● AIM OF THE EXERCISE: From the listing below, extract each line containing the string "Output".

● AVAILABLE DATA:
* Start *

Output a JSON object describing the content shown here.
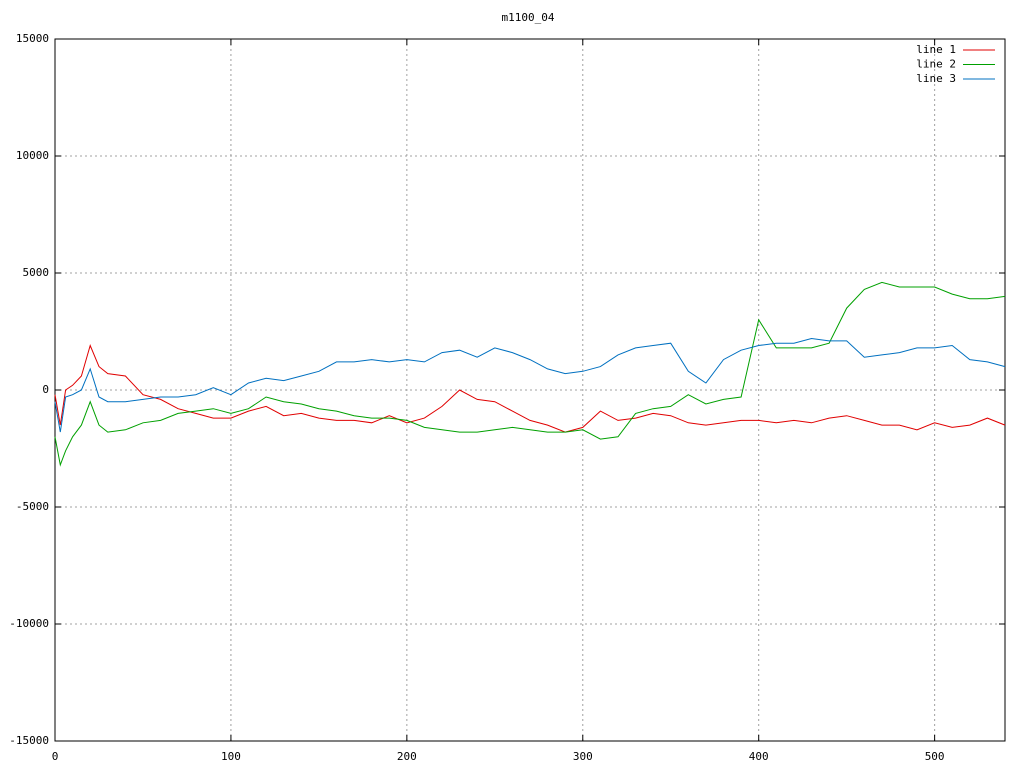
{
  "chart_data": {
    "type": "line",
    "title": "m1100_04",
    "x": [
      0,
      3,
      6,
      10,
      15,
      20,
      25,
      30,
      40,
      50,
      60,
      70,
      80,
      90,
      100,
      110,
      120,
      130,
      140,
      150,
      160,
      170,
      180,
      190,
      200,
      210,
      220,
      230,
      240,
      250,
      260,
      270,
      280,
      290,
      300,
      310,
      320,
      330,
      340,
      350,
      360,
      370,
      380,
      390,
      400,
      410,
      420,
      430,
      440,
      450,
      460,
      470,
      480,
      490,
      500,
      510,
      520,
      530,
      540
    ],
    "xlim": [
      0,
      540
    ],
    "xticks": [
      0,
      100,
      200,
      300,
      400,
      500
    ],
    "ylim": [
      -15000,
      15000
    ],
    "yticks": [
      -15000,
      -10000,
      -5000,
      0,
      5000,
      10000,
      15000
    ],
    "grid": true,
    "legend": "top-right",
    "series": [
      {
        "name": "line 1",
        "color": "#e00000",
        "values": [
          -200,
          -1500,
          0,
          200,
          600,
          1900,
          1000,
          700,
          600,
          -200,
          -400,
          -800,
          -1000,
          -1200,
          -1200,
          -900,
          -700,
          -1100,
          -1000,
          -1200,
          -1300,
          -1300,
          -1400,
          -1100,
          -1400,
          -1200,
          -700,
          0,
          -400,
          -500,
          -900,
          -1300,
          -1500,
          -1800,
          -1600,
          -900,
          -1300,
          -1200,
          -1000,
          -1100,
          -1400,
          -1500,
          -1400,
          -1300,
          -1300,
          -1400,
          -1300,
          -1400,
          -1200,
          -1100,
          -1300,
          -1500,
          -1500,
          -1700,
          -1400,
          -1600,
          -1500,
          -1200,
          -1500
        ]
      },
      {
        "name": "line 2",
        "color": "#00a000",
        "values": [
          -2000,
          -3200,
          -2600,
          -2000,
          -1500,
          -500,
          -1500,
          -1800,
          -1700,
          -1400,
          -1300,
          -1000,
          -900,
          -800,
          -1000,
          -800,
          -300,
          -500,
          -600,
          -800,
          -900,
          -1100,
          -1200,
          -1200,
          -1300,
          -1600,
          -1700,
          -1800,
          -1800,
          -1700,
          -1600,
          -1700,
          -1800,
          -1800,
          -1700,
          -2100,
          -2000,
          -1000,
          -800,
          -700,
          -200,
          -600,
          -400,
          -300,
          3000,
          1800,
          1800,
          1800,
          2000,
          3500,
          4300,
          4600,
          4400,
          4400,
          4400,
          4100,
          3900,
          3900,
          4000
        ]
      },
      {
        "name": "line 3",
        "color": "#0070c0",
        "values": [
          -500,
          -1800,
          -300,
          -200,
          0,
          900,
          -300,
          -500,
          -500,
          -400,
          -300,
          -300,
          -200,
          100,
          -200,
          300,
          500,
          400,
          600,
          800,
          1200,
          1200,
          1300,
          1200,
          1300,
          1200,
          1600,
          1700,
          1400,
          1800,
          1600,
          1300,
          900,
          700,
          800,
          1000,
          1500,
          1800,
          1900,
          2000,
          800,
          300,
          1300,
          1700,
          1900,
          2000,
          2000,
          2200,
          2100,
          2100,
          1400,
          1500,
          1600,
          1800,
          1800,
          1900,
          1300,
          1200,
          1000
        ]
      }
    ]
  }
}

* End *
* Start *

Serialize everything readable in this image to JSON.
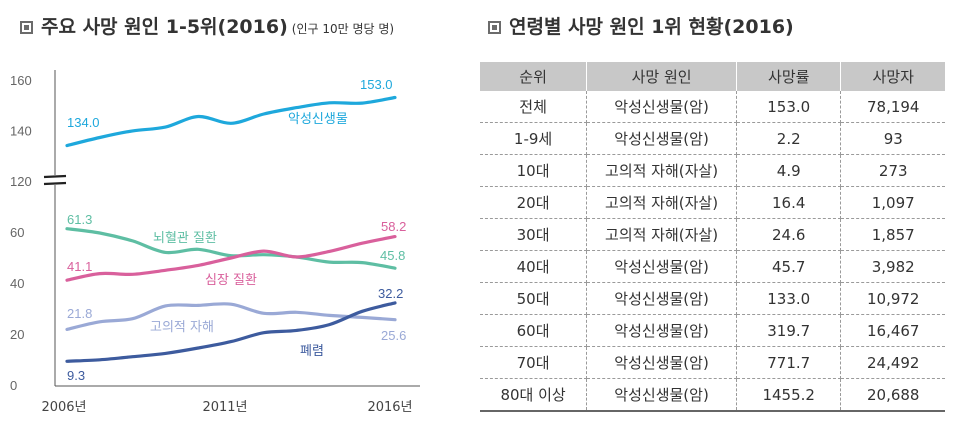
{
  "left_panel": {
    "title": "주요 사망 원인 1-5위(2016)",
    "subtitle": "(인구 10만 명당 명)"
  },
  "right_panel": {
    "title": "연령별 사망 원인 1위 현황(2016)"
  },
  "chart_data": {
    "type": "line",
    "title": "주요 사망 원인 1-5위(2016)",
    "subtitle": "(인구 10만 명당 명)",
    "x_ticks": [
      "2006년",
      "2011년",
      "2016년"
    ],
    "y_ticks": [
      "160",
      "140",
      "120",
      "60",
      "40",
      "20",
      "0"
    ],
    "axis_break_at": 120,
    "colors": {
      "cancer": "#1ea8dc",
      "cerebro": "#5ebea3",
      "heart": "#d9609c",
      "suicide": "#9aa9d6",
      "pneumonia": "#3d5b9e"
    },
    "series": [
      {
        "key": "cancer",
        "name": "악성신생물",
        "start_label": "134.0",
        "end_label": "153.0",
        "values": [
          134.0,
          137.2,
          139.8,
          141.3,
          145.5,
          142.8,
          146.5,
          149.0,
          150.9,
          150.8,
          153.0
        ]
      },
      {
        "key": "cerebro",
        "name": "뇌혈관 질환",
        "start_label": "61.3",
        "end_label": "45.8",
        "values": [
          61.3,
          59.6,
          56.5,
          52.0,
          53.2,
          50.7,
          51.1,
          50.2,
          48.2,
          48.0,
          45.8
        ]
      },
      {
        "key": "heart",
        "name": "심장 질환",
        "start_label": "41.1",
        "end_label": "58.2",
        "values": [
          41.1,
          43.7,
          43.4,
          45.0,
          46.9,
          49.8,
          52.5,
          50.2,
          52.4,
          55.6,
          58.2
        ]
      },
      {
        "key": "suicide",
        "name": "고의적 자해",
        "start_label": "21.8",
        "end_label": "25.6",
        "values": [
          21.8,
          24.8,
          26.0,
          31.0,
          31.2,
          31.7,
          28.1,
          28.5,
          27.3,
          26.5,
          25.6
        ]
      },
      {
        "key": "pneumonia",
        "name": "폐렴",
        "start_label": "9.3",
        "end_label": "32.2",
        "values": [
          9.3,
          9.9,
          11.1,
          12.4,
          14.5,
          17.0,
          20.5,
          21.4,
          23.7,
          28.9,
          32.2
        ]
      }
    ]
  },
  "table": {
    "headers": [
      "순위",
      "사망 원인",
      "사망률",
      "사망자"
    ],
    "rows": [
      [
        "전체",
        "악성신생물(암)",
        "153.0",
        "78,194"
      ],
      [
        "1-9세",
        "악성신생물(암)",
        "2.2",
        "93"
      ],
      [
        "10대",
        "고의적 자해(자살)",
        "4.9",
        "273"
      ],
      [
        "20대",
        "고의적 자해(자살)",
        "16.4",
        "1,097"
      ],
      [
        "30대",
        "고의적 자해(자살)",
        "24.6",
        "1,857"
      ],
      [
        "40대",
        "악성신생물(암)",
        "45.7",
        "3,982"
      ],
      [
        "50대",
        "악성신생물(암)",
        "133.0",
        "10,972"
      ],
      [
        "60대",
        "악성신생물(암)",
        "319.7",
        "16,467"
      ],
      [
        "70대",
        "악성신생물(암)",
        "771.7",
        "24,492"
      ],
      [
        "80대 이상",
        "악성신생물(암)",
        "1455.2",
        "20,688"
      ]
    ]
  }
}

* End *
* Start *

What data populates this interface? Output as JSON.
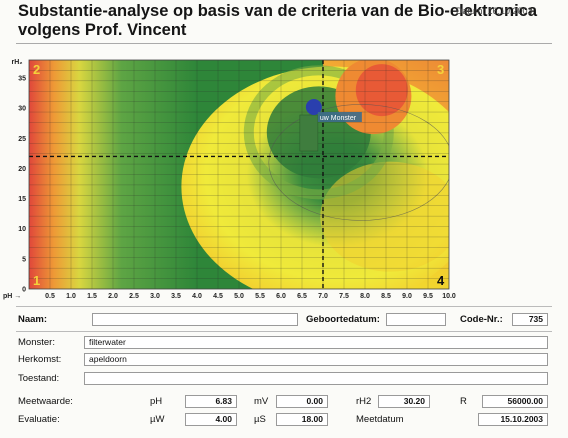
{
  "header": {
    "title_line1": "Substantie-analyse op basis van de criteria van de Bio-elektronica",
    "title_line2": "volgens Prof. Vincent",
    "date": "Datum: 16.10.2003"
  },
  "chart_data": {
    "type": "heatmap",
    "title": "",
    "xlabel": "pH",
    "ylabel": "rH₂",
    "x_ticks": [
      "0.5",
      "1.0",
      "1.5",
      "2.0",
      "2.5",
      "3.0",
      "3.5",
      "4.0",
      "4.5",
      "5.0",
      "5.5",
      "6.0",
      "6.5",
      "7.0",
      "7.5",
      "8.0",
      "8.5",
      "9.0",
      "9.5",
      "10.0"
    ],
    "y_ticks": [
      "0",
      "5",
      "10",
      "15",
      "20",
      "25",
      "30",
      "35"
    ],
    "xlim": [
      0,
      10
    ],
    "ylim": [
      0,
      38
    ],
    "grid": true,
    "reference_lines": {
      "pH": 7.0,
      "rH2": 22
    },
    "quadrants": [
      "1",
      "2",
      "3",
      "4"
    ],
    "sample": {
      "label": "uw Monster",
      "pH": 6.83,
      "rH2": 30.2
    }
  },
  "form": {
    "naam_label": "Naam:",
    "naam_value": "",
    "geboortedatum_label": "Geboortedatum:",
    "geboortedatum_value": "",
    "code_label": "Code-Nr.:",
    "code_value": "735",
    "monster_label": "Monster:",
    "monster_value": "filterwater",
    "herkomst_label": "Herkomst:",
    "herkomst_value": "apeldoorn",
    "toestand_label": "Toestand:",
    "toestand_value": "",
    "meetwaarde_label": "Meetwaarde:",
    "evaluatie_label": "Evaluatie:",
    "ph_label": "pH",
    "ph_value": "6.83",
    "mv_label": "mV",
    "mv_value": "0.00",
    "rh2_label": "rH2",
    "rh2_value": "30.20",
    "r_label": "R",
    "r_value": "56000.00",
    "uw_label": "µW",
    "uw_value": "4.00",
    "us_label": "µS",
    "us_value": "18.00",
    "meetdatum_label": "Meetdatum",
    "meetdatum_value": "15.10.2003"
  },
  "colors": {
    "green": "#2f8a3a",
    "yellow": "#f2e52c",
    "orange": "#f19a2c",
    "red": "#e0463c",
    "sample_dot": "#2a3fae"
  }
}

* End *

● WORKED SOLUTION:
Output a JSON object describing the content shown here.
What data populates this interface? Output as JSON.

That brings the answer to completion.